__A run of records__.
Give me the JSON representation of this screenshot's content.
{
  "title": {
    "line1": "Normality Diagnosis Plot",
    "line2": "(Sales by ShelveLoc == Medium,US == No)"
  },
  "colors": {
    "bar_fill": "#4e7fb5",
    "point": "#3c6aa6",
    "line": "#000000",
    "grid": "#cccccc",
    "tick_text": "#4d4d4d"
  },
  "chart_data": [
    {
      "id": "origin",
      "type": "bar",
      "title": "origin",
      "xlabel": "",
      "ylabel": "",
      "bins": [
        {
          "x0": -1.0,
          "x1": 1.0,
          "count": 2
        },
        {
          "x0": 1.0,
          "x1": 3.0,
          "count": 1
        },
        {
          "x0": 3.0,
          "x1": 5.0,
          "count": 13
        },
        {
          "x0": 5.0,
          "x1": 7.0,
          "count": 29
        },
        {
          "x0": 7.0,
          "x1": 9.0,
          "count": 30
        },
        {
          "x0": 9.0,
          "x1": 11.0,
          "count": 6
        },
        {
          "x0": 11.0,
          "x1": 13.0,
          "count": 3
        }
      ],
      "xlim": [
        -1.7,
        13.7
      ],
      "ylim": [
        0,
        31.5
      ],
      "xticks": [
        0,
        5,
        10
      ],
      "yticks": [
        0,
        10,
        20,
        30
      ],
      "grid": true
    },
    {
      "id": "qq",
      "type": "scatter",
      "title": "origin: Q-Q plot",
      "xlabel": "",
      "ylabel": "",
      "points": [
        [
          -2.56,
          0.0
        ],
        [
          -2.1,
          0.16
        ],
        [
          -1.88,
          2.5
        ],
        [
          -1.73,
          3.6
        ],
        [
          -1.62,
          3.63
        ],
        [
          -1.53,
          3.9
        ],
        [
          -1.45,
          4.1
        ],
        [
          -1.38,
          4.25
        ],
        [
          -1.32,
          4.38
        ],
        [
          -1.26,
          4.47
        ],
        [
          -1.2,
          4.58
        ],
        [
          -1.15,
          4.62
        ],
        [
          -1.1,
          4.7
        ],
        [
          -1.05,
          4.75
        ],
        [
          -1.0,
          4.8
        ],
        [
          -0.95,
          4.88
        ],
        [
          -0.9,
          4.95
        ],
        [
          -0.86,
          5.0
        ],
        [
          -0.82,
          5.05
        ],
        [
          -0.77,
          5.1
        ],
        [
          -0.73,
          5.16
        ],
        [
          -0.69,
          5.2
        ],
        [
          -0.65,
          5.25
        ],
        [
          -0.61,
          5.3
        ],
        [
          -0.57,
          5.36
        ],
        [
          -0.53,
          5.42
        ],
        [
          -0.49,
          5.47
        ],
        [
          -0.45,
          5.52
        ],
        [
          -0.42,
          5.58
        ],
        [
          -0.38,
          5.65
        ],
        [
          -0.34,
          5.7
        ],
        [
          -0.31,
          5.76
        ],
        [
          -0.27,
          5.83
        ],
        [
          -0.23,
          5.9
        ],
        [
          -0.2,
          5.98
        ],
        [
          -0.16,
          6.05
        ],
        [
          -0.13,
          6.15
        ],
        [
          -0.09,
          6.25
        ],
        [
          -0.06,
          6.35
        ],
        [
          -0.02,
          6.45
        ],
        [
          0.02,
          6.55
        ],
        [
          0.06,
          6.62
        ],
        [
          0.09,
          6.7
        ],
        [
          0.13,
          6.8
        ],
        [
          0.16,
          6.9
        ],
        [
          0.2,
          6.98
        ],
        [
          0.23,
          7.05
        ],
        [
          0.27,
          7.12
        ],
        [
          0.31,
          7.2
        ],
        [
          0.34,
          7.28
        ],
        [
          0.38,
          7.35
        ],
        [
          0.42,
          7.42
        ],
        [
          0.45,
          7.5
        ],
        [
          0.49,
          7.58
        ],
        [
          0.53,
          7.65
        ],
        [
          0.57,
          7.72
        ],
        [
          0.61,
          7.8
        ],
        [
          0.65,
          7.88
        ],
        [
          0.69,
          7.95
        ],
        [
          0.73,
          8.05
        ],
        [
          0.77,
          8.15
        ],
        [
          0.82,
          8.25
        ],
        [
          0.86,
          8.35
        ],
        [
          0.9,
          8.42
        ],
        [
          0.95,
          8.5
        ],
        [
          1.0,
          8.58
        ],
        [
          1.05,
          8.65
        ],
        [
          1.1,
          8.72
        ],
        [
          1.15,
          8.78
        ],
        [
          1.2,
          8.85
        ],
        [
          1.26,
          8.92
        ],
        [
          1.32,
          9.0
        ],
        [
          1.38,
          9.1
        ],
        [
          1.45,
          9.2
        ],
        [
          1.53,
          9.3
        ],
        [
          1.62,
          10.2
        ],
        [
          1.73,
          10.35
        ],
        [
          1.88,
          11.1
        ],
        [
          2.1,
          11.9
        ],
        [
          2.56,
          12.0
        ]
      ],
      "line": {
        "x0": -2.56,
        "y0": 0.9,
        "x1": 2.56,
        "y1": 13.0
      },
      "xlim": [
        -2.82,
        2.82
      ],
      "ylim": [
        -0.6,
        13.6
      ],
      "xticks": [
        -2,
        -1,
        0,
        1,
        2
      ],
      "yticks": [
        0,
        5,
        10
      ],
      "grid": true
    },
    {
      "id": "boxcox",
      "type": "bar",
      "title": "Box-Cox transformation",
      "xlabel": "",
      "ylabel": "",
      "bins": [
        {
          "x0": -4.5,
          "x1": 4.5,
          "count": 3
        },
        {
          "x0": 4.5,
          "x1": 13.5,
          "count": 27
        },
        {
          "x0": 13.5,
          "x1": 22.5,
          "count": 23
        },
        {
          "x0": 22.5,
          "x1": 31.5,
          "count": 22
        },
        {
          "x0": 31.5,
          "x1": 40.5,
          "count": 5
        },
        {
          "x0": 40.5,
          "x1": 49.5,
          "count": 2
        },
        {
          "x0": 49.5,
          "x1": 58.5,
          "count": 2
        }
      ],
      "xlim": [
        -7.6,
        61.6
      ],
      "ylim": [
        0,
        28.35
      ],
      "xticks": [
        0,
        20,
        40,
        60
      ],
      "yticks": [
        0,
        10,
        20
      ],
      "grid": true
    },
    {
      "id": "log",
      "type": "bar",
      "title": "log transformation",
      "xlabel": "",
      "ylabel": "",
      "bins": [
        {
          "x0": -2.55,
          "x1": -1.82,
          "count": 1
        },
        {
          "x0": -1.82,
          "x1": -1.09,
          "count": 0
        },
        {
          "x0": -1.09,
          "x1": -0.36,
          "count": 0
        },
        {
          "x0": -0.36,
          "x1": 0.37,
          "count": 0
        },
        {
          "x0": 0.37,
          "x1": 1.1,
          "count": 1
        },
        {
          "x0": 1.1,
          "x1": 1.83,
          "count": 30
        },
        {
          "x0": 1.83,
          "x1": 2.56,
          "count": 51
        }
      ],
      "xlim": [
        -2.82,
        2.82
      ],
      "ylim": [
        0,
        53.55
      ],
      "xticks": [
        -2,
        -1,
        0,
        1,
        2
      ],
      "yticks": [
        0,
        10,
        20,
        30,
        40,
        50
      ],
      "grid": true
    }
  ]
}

__The exercise__. Repeat the material in full, exactly as it stands.

__Result of this exercise__.
Give me the JSON representation of this screenshot's content.
{
  "title": {
    "line1": "Normality Diagnosis Plot",
    "line2": "(Sales by ShelveLoc == Medium,US == No)"
  },
  "colors": {
    "bar_fill": "#4e7fb5",
    "point": "#3c6aa6",
    "line": "#000000",
    "grid": "#cccccc",
    "tick_text": "#4d4d4d"
  },
  "chart_data": [
    {
      "id": "origin",
      "type": "bar",
      "title": "origin",
      "xlabel": "",
      "ylabel": "",
      "bins": [
        {
          "x0": -1.0,
          "x1": 1.0,
          "count": 2
        },
        {
          "x0": 1.0,
          "x1": 3.0,
          "count": 1
        },
        {
          "x0": 3.0,
          "x1": 5.0,
          "count": 13
        },
        {
          "x0": 5.0,
          "x1": 7.0,
          "count": 29
        },
        {
          "x0": 7.0,
          "x1": 9.0,
          "count": 30
        },
        {
          "x0": 9.0,
          "x1": 11.0,
          "count": 6
        },
        {
          "x0": 11.0,
          "x1": 13.0,
          "count": 3
        }
      ],
      "xlim": [
        -1.7,
        13.7
      ],
      "ylim": [
        0,
        31.5
      ],
      "xticks": [
        0,
        5,
        10
      ],
      "yticks": [
        0,
        10,
        20,
        30
      ],
      "grid": true
    },
    {
      "id": "qq",
      "type": "scatter",
      "title": "origin: Q-Q plot",
      "xlabel": "",
      "ylabel": "",
      "points": [
        [
          -2.56,
          0.0
        ],
        [
          -2.1,
          0.16
        ],
        [
          -1.88,
          2.5
        ],
        [
          -1.73,
          3.6
        ],
        [
          -1.62,
          3.63
        ],
        [
          -1.53,
          3.9
        ],
        [
          -1.45,
          4.1
        ],
        [
          -1.38,
          4.25
        ],
        [
          -1.32,
          4.38
        ],
        [
          -1.26,
          4.47
        ],
        [
          -1.2,
          4.58
        ],
        [
          -1.15,
          4.62
        ],
        [
          -1.1,
          4.7
        ],
        [
          -1.05,
          4.75
        ],
        [
          -1.0,
          4.8
        ],
        [
          -0.95,
          4.88
        ],
        [
          -0.9,
          4.95
        ],
        [
          -0.86,
          5.0
        ],
        [
          -0.82,
          5.05
        ],
        [
          -0.77,
          5.1
        ],
        [
          -0.73,
          5.16
        ],
        [
          -0.69,
          5.2
        ],
        [
          -0.65,
          5.25
        ],
        [
          -0.61,
          5.3
        ],
        [
          -0.57,
          5.36
        ],
        [
          -0.53,
          5.42
        ],
        [
          -0.49,
          5.47
        ],
        [
          -0.45,
          5.52
        ],
        [
          -0.42,
          5.58
        ],
        [
          -0.38,
          5.65
        ],
        [
          -0.34,
          5.7
        ],
        [
          -0.31,
          5.76
        ],
        [
          -0.27,
          5.83
        ],
        [
          -0.23,
          5.9
        ],
        [
          -0.2,
          5.98
        ],
        [
          -0.16,
          6.05
        ],
        [
          -0.13,
          6.15
        ],
        [
          -0.09,
          6.25
        ],
        [
          -0.06,
          6.35
        ],
        [
          -0.02,
          6.45
        ],
        [
          0.02,
          6.55
        ],
        [
          0.06,
          6.62
        ],
        [
          0.09,
          6.7
        ],
        [
          0.13,
          6.8
        ],
        [
          0.16,
          6.9
        ],
        [
          0.2,
          6.98
        ],
        [
          0.23,
          7.05
        ],
        [
          0.27,
          7.12
        ],
        [
          0.31,
          7.2
        ],
        [
          0.34,
          7.28
        ],
        [
          0.38,
          7.35
        ],
        [
          0.42,
          7.42
        ],
        [
          0.45,
          7.5
        ],
        [
          0.49,
          7.58
        ],
        [
          0.53,
          7.65
        ],
        [
          0.57,
          7.72
        ],
        [
          0.61,
          7.8
        ],
        [
          0.65,
          7.88
        ],
        [
          0.69,
          7.95
        ],
        [
          0.73,
          8.05
        ],
        [
          0.77,
          8.15
        ],
        [
          0.82,
          8.25
        ],
        [
          0.86,
          8.35
        ],
        [
          0.9,
          8.42
        ],
        [
          0.95,
          8.5
        ],
        [
          1.0,
          8.58
        ],
        [
          1.05,
          8.65
        ],
        [
          1.1,
          8.72
        ],
        [
          1.15,
          8.78
        ],
        [
          1.2,
          8.85
        ],
        [
          1.26,
          8.92
        ],
        [
          1.32,
          9.0
        ],
        [
          1.38,
          9.1
        ],
        [
          1.45,
          9.2
        ],
        [
          1.53,
          9.3
        ],
        [
          1.62,
          10.2
        ],
        [
          1.73,
          10.35
        ],
        [
          1.88,
          11.1
        ],
        [
          2.1,
          11.9
        ],
        [
          2.56,
          12.0
        ]
      ],
      "line": {
        "x0": -2.56,
        "y0": 0.9,
        "x1": 2.56,
        "y1": 13.0
      },
      "xlim": [
        -2.82,
        2.82
      ],
      "ylim": [
        -0.6,
        13.6
      ],
      "xticks": [
        -2,
        -1,
        0,
        1,
        2
      ],
      "yticks": [
        0,
        5,
        10
      ],
      "grid": true
    },
    {
      "id": "boxcox",
      "type": "bar",
      "title": "Box-Cox transformation",
      "xlabel": "",
      "ylabel": "",
      "bins": [
        {
          "x0": -4.5,
          "x1": 4.5,
          "count": 3
        },
        {
          "x0": 4.5,
          "x1": 13.5,
          "count": 27
        },
        {
          "x0": 13.5,
          "x1": 22.5,
          "count": 23
        },
        {
          "x0": 22.5,
          "x1": 31.5,
          "count": 22
        },
        {
          "x0": 31.5,
          "x1": 40.5,
          "count": 5
        },
        {
          "x0": 40.5,
          "x1": 49.5,
          "count": 2
        },
        {
          "x0": 49.5,
          "x1": 58.5,
          "count": 2
        }
      ],
      "xlim": [
        -7.6,
        61.6
      ],
      "ylim": [
        0,
        28.35
      ],
      "xticks": [
        0,
        20,
        40,
        60
      ],
      "yticks": [
        0,
        10,
        20
      ],
      "grid": true
    },
    {
      "id": "log",
      "type": "bar",
      "title": "log transformation",
      "xlabel": "",
      "ylabel": "",
      "bins": [
        {
          "x0": -2.55,
          "x1": -1.82,
          "count": 1
        },
        {
          "x0": -1.82,
          "x1": -1.09,
          "count": 0
        },
        {
          "x0": -1.09,
          "x1": -0.36,
          "count": 0
        },
        {
          "x0": -0.36,
          "x1": 0.37,
          "count": 0
        },
        {
          "x0": 0.37,
          "x1": 1.1,
          "count": 1
        },
        {
          "x0": 1.1,
          "x1": 1.83,
          "count": 30
        },
        {
          "x0": 1.83,
          "x1": 2.56,
          "count": 51
        }
      ],
      "xlim": [
        -2.82,
        2.82
      ],
      "ylim": [
        0,
        53.55
      ],
      "xticks": [
        -2,
        -1,
        0,
        1,
        2
      ],
      "yticks": [
        0,
        10,
        20,
        30,
        40,
        50
      ],
      "grid": true
    }
  ]
}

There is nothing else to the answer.